> _Job_
What is the number of lines in these entries that include "twists"? Write that number and no other text.

> _Items listed in a dataset_
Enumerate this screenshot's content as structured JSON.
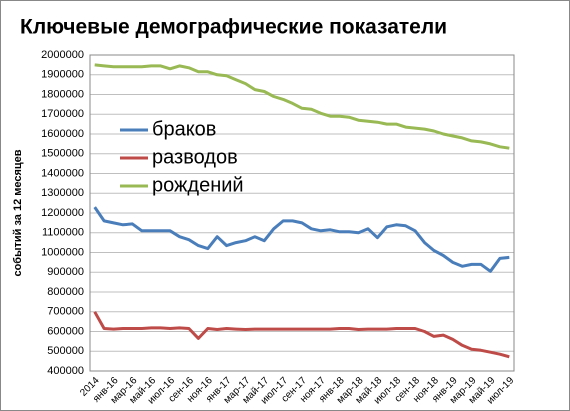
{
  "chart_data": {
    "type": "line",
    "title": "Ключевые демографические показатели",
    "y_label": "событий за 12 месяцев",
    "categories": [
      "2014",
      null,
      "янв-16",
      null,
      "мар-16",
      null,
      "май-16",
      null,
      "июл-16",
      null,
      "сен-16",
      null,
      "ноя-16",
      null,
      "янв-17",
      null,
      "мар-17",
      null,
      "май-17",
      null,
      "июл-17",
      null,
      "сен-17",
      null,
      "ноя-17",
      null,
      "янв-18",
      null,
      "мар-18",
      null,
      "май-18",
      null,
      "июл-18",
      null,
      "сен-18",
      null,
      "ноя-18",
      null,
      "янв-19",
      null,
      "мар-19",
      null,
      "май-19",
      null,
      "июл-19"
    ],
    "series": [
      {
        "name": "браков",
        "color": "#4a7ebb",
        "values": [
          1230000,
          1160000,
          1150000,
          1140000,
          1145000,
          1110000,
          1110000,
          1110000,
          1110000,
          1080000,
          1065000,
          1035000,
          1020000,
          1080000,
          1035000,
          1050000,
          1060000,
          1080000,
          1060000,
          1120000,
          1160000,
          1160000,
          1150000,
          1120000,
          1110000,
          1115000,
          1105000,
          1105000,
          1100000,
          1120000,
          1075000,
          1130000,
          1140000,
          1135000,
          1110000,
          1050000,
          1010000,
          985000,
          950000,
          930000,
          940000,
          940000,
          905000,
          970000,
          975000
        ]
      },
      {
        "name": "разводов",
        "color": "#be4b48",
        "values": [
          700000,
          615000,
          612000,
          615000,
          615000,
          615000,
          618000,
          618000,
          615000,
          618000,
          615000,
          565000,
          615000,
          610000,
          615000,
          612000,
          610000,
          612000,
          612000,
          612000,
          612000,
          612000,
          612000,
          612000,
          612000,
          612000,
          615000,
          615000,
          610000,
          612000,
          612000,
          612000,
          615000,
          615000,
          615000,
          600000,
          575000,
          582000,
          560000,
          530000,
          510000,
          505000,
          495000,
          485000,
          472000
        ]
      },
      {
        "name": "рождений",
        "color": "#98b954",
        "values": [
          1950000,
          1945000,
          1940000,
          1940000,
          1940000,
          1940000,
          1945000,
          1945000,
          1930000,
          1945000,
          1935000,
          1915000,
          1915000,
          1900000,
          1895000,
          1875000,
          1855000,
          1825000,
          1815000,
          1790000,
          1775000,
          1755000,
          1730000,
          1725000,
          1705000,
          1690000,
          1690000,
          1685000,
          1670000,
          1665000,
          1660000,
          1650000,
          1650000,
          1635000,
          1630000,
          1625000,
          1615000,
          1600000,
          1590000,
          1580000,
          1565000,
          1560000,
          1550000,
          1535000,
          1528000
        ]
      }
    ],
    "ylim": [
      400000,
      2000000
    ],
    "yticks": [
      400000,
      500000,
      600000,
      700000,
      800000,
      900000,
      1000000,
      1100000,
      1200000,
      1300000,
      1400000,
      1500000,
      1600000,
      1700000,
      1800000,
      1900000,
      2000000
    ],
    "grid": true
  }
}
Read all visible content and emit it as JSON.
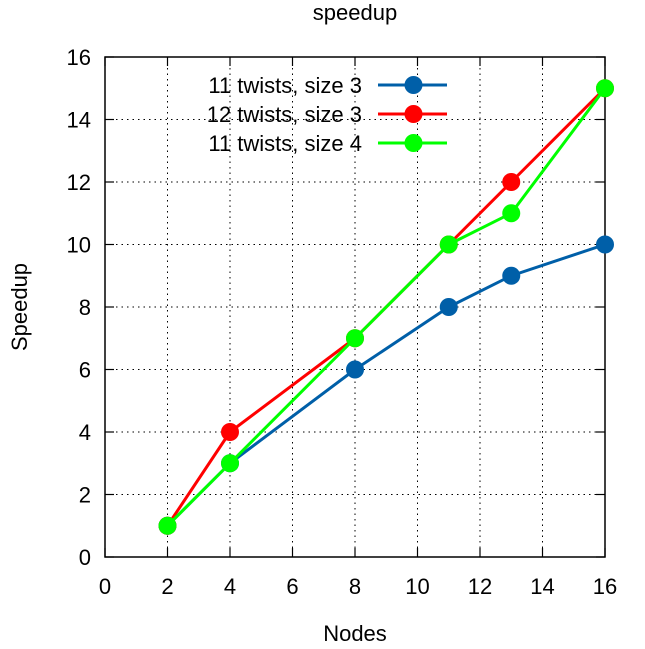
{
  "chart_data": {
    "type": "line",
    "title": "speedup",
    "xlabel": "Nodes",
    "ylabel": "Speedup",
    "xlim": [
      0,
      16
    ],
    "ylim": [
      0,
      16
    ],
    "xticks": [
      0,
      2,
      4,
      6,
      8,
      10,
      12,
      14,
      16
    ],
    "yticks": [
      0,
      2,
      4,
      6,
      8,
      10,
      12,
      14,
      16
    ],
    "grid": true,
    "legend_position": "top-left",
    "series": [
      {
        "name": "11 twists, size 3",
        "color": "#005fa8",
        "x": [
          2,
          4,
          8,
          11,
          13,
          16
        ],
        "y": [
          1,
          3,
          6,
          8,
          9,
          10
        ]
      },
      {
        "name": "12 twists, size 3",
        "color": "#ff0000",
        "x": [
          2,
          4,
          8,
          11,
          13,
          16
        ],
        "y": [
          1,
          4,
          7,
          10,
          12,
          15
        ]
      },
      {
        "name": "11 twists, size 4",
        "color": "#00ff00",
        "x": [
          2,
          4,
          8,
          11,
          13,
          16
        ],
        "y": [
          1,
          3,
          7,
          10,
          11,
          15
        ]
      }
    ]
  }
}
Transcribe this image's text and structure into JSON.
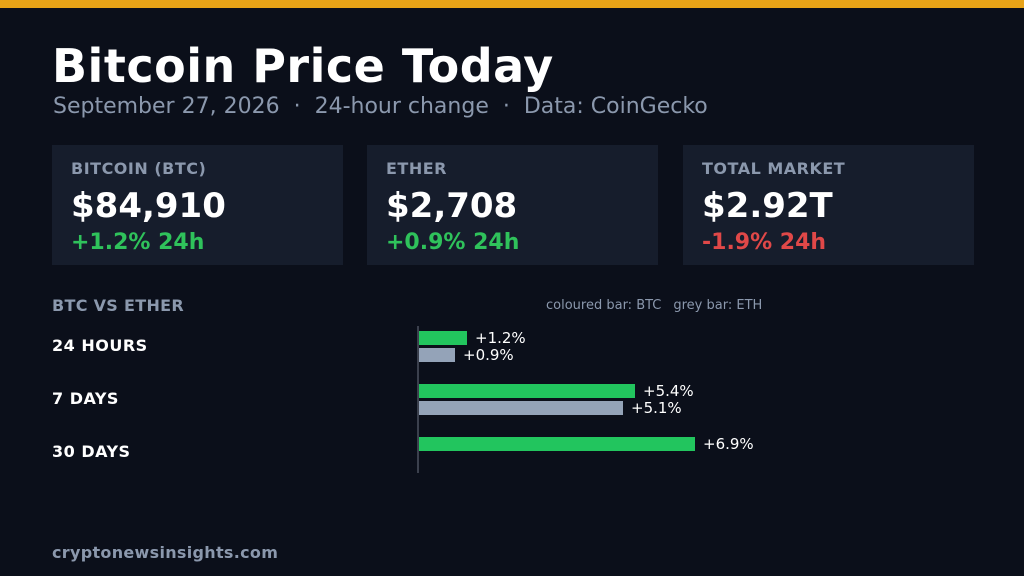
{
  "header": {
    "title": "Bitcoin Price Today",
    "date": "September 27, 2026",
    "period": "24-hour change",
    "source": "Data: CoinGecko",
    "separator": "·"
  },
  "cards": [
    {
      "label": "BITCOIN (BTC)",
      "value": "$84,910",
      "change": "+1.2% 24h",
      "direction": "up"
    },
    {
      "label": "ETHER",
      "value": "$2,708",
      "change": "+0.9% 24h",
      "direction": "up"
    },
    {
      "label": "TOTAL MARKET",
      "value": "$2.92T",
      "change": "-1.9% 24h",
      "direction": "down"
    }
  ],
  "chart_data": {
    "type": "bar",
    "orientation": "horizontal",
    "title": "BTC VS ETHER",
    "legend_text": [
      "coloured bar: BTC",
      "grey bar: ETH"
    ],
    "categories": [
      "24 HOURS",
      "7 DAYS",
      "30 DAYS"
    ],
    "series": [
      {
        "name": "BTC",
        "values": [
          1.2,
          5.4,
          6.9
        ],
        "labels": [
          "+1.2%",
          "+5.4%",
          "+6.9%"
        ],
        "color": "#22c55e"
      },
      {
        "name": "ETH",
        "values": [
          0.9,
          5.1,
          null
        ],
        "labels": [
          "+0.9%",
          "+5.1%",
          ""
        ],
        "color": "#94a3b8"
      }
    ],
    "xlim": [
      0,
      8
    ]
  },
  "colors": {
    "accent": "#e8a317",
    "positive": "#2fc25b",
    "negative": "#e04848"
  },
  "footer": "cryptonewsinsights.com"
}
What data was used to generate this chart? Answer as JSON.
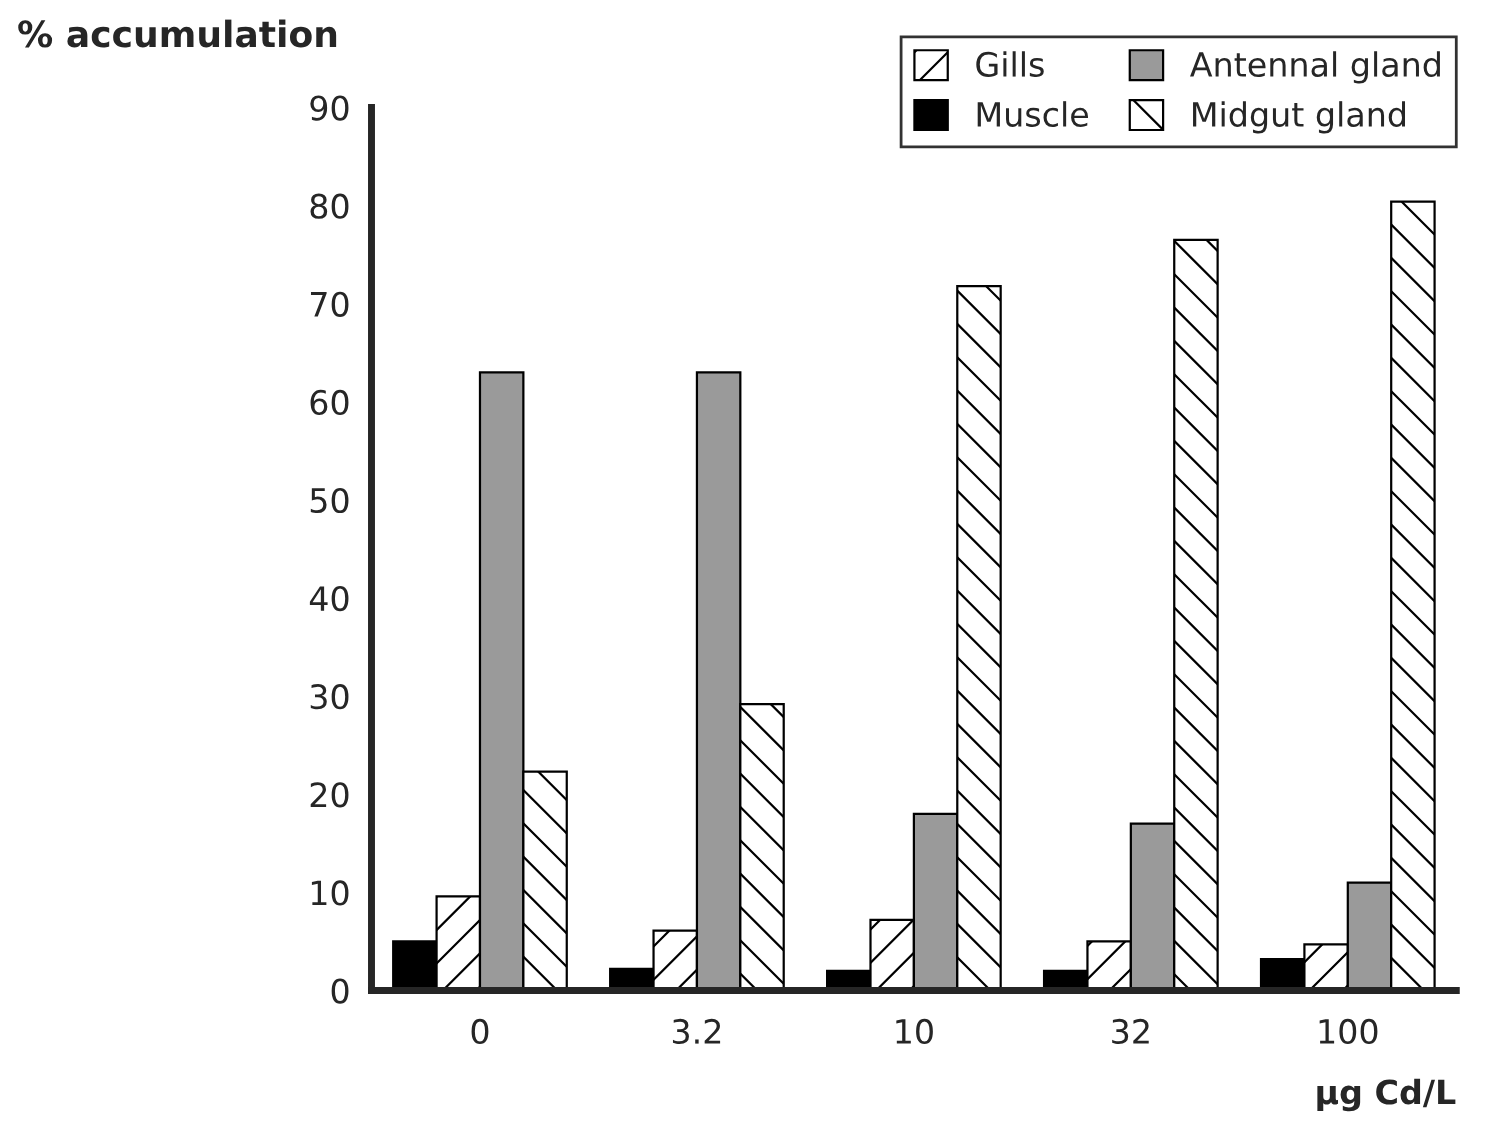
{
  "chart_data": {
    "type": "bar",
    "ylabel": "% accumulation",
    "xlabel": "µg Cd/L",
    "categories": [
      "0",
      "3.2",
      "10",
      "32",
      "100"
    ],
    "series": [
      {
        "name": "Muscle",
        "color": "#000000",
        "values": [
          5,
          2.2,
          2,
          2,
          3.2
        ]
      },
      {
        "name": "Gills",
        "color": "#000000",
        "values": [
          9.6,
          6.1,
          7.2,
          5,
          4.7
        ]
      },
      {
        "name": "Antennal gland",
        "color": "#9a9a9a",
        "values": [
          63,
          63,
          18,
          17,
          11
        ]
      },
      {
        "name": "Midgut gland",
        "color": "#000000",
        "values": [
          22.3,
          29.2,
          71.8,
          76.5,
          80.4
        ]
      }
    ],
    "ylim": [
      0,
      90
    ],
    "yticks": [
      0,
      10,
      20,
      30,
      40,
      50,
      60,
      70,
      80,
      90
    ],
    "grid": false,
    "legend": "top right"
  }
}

==

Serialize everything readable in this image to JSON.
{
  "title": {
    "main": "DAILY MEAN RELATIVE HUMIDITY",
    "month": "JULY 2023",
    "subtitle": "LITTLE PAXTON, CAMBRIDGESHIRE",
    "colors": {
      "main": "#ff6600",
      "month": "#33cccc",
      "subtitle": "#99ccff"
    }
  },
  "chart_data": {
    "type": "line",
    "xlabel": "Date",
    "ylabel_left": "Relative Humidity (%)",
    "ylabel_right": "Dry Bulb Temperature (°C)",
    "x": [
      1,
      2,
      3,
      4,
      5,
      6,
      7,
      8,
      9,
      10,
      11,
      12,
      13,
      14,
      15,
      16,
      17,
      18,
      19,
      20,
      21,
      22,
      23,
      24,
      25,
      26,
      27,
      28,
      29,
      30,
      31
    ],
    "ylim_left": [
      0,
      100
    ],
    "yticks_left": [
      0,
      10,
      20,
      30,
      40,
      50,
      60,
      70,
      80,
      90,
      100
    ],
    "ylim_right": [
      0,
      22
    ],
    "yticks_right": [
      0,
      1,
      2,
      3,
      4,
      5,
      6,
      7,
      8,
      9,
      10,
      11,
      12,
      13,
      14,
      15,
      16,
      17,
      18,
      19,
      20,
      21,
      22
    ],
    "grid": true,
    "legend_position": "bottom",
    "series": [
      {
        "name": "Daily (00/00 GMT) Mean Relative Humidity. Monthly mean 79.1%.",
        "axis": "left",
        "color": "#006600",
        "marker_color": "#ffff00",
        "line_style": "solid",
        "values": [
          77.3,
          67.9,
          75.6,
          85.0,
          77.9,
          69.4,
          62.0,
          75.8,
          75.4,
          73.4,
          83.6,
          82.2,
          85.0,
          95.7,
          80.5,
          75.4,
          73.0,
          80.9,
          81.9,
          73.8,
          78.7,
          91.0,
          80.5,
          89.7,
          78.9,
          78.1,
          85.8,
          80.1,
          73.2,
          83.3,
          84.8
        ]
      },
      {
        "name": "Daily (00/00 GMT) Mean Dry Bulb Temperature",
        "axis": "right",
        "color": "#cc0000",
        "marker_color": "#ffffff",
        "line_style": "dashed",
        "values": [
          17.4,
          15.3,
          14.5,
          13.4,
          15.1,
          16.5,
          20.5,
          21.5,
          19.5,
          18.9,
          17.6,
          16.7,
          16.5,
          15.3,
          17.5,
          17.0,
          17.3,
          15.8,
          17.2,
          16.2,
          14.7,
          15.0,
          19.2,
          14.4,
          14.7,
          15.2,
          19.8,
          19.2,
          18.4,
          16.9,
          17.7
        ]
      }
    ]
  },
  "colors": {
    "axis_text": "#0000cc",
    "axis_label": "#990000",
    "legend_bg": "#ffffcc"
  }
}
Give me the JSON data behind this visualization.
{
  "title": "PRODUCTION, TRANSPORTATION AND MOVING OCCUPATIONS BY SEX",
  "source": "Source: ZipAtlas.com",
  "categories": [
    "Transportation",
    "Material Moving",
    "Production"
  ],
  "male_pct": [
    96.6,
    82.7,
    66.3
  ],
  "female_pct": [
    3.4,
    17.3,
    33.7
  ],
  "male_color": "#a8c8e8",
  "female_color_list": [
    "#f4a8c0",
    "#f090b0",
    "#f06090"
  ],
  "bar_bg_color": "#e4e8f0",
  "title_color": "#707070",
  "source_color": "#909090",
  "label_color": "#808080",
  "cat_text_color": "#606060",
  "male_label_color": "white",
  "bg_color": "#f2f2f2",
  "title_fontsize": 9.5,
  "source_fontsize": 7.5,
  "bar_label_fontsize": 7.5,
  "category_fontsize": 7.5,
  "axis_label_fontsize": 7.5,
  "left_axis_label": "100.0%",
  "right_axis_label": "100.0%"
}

> _Response to this task_
3